# Short task
Reproduce each of these items line for line, with no changes.

# Element location listings
______
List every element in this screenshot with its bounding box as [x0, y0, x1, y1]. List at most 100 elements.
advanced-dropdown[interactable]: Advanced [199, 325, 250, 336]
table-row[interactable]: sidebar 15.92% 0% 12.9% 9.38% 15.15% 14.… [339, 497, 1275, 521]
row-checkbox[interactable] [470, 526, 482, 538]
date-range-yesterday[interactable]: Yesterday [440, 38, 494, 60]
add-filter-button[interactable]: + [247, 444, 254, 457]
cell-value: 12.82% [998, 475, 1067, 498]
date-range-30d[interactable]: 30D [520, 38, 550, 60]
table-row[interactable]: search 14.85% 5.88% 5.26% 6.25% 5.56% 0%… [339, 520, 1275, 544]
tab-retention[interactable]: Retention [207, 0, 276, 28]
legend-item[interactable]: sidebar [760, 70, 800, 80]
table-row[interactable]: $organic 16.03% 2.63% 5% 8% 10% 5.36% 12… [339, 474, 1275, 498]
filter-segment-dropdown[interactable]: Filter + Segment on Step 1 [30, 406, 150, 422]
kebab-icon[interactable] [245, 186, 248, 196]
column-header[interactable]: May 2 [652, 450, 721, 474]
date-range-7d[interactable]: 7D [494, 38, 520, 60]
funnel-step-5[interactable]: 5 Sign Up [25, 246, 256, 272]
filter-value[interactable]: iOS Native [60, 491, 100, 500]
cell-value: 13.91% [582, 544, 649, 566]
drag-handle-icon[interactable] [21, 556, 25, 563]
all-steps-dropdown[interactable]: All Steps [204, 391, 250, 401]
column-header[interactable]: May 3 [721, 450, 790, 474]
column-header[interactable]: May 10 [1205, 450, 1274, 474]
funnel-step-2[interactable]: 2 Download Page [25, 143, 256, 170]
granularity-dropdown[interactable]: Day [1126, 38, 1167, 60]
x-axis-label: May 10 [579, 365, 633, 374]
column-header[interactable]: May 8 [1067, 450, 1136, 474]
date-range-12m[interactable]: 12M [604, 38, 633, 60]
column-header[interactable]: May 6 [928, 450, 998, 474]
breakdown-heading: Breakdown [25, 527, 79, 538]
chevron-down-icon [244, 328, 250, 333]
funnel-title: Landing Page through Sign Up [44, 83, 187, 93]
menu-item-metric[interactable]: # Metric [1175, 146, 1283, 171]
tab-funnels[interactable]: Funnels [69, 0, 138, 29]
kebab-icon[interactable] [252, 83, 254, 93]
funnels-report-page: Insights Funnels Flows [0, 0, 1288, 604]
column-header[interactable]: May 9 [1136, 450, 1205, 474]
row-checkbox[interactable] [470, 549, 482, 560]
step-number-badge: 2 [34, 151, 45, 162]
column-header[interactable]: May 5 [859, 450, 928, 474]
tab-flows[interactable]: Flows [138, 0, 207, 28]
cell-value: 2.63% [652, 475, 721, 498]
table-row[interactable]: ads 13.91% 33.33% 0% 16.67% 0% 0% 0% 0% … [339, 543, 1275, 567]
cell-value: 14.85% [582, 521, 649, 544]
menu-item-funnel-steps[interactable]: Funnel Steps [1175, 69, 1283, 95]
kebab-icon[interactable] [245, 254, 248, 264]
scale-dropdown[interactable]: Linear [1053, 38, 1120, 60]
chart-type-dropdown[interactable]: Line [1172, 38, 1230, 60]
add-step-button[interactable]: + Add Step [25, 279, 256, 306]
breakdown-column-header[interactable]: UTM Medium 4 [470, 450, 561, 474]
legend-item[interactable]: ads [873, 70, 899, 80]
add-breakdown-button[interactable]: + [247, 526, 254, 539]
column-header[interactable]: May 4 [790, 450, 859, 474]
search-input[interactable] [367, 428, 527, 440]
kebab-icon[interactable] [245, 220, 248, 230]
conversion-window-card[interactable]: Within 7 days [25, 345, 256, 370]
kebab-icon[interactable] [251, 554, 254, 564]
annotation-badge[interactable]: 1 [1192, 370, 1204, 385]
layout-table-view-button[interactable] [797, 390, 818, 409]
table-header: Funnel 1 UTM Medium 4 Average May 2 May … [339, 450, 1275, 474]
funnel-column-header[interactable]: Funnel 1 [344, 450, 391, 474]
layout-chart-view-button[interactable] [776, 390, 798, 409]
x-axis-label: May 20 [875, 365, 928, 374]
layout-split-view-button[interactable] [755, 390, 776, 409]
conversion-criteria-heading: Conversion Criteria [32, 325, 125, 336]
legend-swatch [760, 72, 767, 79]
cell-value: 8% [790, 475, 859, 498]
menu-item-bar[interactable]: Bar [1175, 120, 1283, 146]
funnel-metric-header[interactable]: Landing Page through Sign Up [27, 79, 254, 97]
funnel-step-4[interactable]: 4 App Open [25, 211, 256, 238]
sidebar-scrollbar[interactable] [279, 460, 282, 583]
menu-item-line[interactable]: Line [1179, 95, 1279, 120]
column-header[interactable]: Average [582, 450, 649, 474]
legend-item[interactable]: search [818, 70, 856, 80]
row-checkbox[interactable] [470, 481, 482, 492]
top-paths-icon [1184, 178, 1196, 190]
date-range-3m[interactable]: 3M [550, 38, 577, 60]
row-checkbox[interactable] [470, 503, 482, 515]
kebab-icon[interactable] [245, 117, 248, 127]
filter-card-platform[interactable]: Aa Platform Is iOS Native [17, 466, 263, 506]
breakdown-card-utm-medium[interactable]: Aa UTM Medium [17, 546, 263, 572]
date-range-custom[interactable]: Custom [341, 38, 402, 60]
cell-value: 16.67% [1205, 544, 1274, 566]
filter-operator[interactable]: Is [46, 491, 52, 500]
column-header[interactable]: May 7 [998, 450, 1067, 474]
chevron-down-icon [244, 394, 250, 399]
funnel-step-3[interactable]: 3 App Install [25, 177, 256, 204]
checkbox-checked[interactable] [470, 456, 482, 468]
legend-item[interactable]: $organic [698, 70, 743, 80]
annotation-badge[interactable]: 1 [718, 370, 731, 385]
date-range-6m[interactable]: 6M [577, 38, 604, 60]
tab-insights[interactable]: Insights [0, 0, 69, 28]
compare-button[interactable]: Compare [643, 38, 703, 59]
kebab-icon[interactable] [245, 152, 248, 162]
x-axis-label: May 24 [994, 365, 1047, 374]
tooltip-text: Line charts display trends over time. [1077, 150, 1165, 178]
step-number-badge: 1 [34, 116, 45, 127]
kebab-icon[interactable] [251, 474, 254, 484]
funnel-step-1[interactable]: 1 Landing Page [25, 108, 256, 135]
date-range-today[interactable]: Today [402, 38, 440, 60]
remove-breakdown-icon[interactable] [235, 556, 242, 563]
______
# Answer to this exercise
List every element in this screenshot with its bounding box as [x0, y0, x1, y1]. List at most 100 elements.
advanced-dropdown[interactable]: Advanced [199, 325, 250, 336]
table-row[interactable]: sidebar 15.92% 0% 12.9% 9.38% 15.15% 14.… [339, 497, 1275, 521]
row-checkbox[interactable] [470, 526, 482, 538]
date-range-yesterday[interactable]: Yesterday [440, 38, 494, 60]
add-filter-button[interactable]: + [247, 444, 254, 457]
cell-value: 12.82% [998, 475, 1067, 498]
date-range-30d[interactable]: 30D [520, 38, 550, 60]
table-row[interactable]: search 14.85% 5.88% 5.26% 6.25% 5.56% 0%… [339, 520, 1275, 544]
tab-retention[interactable]: Retention [207, 0, 276, 28]
legend-item[interactable]: sidebar [760, 70, 800, 80]
table-row[interactable]: $organic 16.03% 2.63% 5% 8% 10% 5.36% 12… [339, 474, 1275, 498]
filter-segment-dropdown[interactable]: Filter + Segment on Step 1 [30, 406, 150, 422]
kebab-icon[interactable] [245, 186, 248, 196]
column-header[interactable]: May 2 [652, 450, 721, 474]
date-range-7d[interactable]: 7D [494, 38, 520, 60]
funnel-step-5[interactable]: 5 Sign Up [25, 246, 256, 272]
filter-value[interactable]: iOS Native [60, 491, 100, 500]
cell-value: 13.91% [582, 544, 649, 566]
drag-handle-icon[interactable] [21, 556, 25, 563]
all-steps-dropdown[interactable]: All Steps [204, 391, 250, 401]
column-header[interactable]: May 3 [721, 450, 790, 474]
column-header[interactable]: May 10 [1205, 450, 1274, 474]
funnel-step-2[interactable]: 2 Download Page [25, 143, 256, 170]
granularity-dropdown[interactable]: Day [1126, 38, 1167, 60]
x-axis-label: May 10 [579, 365, 633, 374]
column-header[interactable]: May 8 [1067, 450, 1136, 474]
date-range-12m[interactable]: 12M [604, 38, 633, 60]
column-header[interactable]: May 6 [928, 450, 998, 474]
breakdown-heading: Breakdown [25, 527, 79, 538]
chevron-down-icon [244, 328, 250, 333]
funnel-title: Landing Page through Sign Up [44, 83, 187, 93]
menu-item-metric[interactable]: # Metric [1175, 146, 1283, 171]
tab-funnels[interactable]: Funnels [69, 0, 138, 29]
kebab-icon[interactable] [252, 83, 254, 93]
funnels-report-page: Insights Funnels Flows [0, 0, 1288, 604]
column-header[interactable]: May 9 [1136, 450, 1205, 474]
row-checkbox[interactable] [470, 549, 482, 560]
step-number-badge: 2 [34, 151, 45, 162]
column-header[interactable]: May 5 [859, 450, 928, 474]
tab-flows[interactable]: Flows [138, 0, 207, 28]
cell-value: 2.63% [652, 475, 721, 498]
table-row[interactable]: ads 13.91% 33.33% 0% 16.67% 0% 0% 0% 0% … [339, 543, 1275, 567]
cell-value: 14.85% [582, 521, 649, 544]
menu-item-funnel-steps[interactable]: Funnel Steps [1175, 69, 1283, 95]
kebab-icon[interactable] [245, 254, 248, 264]
scale-dropdown[interactable]: Linear [1053, 38, 1120, 60]
chart-type-dropdown[interactable]: Line [1172, 38, 1230, 60]
add-step-button[interactable]: + Add Step [25, 279, 256, 306]
breakdown-column-header[interactable]: UTM Medium 4 [470, 450, 561, 474]
legend-item[interactable]: ads [873, 70, 899, 80]
add-breakdown-button[interactable]: + [247, 526, 254, 539]
column-header[interactable]: May 4 [790, 450, 859, 474]
search-input[interactable] [367, 428, 527, 440]
kebab-icon[interactable] [245, 220, 248, 230]
conversion-window-card[interactable]: Within 7 days [25, 345, 256, 370]
kebab-icon[interactable] [251, 554, 254, 564]
annotation-badge[interactable]: 1 [1192, 370, 1204, 385]
layout-table-view-button[interactable] [797, 390, 818, 409]
table-header: Funnel 1 UTM Medium 4 Average May 2 May … [339, 450, 1275, 474]
funnel-column-header[interactable]: Funnel 1 [344, 450, 391, 474]
layout-chart-view-button[interactable] [776, 390, 798, 409]
x-axis-label: May 20 [875, 365, 928, 374]
layout-split-view-button[interactable] [755, 390, 776, 409]
conversion-criteria-heading: Conversion Criteria [32, 325, 125, 336]
legend-swatch [760, 72, 767, 79]
cell-value: 8% [790, 475, 859, 498]
menu-item-bar[interactable]: Bar [1175, 120, 1283, 146]
funnel-metric-header[interactable]: Landing Page through Sign Up [27, 79, 254, 97]
funnel-step-4[interactable]: 4 App Open [25, 211, 256, 238]
sidebar-scrollbar[interactable] [279, 460, 282, 583]
menu-item-line[interactable]: Line [1179, 95, 1279, 120]
column-header[interactable]: Average [582, 450, 649, 474]
legend-item[interactable]: search [818, 70, 856, 80]
row-checkbox[interactable] [470, 481, 482, 492]
top-paths-icon [1184, 178, 1196, 190]
date-range-3m[interactable]: 3M [550, 38, 577, 60]
row-checkbox[interactable] [470, 503, 482, 515]
kebab-icon[interactable] [245, 117, 248, 127]
filter-card-platform[interactable]: Aa Platform Is iOS Native [17, 466, 263, 506]
breakdown-card-utm-medium[interactable]: Aa UTM Medium [17, 546, 263, 572]
date-range-custom[interactable]: Custom [341, 38, 402, 60]
cell-value: 16.67% [1205, 544, 1274, 566]
filter-operator[interactable]: Is [46, 491, 52, 500]
column-header[interactable]: May 7 [998, 450, 1067, 474]
chevron-down-icon [244, 394, 250, 399]
funnel-step-3[interactable]: 3 App Install [25, 177, 256, 204]
checkbox-checked[interactable] [470, 456, 482, 468]
legend-item[interactable]: $organic [698, 70, 743, 80]
annotation-badge[interactable]: 1 [718, 370, 731, 385]
date-range-6m[interactable]: 6M [577, 38, 604, 60]
tab-insights[interactable]: Insights [0, 0, 69, 28]
compare-button[interactable]: Compare [643, 38, 703, 59]
kebab-icon[interactable] [245, 152, 248, 162]
x-axis-label: May 24 [994, 365, 1047, 374]
tooltip-text: Line charts display trends over time. [1077, 150, 1165, 178]
step-number-badge: 1 [34, 116, 45, 127]
kebab-icon[interactable] [251, 474, 254, 484]
funnel-step-1[interactable]: 1 Landing Page [25, 108, 256, 135]
date-range-today[interactable]: Today [402, 38, 440, 60]
remove-breakdown-icon[interactable] [235, 556, 242, 563]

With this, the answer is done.